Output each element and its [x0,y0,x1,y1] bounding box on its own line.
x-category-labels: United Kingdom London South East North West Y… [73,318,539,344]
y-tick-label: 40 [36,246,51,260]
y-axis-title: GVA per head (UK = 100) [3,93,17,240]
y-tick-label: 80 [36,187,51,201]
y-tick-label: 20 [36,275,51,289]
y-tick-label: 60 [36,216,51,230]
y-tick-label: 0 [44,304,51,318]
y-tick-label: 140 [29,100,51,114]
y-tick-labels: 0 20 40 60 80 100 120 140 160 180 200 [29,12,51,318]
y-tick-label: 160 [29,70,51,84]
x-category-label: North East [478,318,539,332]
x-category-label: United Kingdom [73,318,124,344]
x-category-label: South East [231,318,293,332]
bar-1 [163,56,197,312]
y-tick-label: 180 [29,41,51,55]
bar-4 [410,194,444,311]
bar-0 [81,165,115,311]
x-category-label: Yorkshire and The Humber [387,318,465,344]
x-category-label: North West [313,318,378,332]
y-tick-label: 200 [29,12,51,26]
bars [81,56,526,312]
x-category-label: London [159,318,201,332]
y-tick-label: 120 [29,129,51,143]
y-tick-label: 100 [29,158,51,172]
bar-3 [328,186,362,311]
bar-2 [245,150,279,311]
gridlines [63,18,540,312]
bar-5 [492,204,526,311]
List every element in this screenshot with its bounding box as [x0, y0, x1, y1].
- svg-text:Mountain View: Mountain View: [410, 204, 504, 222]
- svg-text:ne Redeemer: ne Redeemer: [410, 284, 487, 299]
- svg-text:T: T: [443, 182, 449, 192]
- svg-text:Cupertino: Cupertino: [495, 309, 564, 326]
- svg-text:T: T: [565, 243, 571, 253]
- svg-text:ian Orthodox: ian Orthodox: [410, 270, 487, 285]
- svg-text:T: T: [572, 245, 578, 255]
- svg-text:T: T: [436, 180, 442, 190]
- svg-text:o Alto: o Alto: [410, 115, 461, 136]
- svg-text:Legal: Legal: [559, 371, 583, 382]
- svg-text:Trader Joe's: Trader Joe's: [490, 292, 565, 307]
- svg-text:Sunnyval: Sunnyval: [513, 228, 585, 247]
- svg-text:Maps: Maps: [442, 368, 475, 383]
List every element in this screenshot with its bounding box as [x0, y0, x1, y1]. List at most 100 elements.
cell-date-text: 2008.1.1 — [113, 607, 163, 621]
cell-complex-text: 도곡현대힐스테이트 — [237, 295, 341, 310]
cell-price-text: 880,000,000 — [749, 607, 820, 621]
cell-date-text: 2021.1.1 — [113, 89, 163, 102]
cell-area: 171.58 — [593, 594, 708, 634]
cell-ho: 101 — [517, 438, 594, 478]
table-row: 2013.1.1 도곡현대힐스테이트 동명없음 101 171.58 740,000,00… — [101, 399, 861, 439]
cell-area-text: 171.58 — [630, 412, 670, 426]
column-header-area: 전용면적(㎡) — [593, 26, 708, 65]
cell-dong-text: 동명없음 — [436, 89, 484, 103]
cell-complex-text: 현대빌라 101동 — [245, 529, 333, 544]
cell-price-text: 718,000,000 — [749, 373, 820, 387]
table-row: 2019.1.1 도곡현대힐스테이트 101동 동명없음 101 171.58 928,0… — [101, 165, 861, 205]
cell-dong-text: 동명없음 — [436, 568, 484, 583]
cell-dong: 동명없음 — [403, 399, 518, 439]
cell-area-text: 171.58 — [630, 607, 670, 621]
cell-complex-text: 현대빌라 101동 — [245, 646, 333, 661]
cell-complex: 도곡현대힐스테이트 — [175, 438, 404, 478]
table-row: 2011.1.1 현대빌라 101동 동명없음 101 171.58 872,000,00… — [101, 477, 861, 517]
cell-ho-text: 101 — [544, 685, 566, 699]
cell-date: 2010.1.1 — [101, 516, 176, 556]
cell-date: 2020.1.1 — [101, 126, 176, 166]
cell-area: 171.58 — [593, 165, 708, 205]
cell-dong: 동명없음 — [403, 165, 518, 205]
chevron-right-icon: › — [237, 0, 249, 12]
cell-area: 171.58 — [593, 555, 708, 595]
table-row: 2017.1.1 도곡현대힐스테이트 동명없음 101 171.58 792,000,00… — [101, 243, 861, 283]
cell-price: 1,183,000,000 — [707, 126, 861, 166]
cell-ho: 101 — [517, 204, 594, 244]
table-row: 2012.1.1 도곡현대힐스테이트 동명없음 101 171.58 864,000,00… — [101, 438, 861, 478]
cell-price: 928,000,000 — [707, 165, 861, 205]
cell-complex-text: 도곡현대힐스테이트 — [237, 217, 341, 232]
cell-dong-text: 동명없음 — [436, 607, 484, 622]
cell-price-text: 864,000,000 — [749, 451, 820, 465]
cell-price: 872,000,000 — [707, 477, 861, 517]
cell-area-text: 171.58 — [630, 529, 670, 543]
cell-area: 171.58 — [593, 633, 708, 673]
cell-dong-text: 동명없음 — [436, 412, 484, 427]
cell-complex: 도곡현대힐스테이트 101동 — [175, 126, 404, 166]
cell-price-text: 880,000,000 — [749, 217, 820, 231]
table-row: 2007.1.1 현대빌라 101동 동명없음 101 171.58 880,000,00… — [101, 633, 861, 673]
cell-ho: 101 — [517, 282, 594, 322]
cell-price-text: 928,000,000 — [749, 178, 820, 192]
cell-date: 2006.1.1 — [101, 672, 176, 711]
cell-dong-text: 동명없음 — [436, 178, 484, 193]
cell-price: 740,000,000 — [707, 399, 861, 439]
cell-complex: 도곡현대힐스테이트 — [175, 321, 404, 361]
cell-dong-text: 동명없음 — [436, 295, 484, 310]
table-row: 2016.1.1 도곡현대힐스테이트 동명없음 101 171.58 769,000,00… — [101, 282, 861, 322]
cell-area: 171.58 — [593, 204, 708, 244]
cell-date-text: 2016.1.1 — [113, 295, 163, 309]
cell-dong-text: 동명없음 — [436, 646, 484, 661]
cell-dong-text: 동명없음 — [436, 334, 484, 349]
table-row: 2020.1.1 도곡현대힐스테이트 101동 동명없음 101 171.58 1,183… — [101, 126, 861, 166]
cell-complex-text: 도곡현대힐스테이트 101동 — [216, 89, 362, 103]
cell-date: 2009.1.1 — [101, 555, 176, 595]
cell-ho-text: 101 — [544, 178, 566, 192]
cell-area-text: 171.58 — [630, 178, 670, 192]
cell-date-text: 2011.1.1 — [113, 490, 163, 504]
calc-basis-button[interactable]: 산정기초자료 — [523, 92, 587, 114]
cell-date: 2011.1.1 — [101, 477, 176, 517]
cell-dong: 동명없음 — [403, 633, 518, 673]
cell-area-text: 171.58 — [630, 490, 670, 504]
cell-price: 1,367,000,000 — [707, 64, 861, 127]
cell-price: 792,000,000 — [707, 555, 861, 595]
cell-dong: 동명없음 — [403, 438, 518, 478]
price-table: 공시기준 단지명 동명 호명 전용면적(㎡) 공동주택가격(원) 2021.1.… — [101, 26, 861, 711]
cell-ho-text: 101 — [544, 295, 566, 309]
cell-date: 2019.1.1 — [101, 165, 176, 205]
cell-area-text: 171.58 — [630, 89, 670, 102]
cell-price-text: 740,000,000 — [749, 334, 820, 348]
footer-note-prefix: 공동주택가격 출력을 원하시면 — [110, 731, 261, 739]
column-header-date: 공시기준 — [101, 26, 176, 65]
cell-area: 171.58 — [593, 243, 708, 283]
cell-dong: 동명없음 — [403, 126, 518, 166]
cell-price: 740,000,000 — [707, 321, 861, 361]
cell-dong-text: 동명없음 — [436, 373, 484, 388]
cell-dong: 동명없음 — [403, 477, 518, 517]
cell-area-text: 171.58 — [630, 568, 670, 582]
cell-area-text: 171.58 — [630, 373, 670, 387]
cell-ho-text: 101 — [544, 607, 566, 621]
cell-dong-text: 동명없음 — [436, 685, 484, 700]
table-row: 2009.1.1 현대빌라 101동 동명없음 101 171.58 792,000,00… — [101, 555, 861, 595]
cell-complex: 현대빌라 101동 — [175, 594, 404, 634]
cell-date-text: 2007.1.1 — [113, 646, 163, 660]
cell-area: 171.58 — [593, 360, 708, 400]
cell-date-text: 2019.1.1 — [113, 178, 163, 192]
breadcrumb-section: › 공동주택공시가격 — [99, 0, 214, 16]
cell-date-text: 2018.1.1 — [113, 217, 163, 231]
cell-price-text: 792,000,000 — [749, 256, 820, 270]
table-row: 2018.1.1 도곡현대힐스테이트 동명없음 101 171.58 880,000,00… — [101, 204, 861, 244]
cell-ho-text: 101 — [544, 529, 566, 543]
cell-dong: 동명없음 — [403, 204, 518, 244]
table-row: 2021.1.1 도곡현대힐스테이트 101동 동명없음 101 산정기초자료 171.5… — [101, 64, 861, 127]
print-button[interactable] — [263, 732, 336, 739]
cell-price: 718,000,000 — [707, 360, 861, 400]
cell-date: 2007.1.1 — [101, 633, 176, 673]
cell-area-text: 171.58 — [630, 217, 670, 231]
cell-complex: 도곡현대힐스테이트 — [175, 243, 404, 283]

━━━

• [Problem to work on] Convert the material from its first line up to and including the line containing "y-tick-label: 0 [44,304,51,318]" into a JSON list of strings, with one string per line and blank lines omitted.

• [Reply]
[
  "Output each element and its [x0,y0,x1,y1] bounding box on its own line.",
  "x-category-labels: United Kingdom London South East North West Y… [73,318,539,344]",
  "y-tick-label: 40 [36,246,51,260]",
  "y-axis-title: GVA per head (UK = 100) [3,93,17,240]",
  "y-tick-label: 80 [36,187,51,201]",
  "y-tick-label: 20 [36,275,51,289]",
  "y-tick-label: 60 [36,216,51,230]",
  "y-tick-label: 0 [44,304,51,318]"
]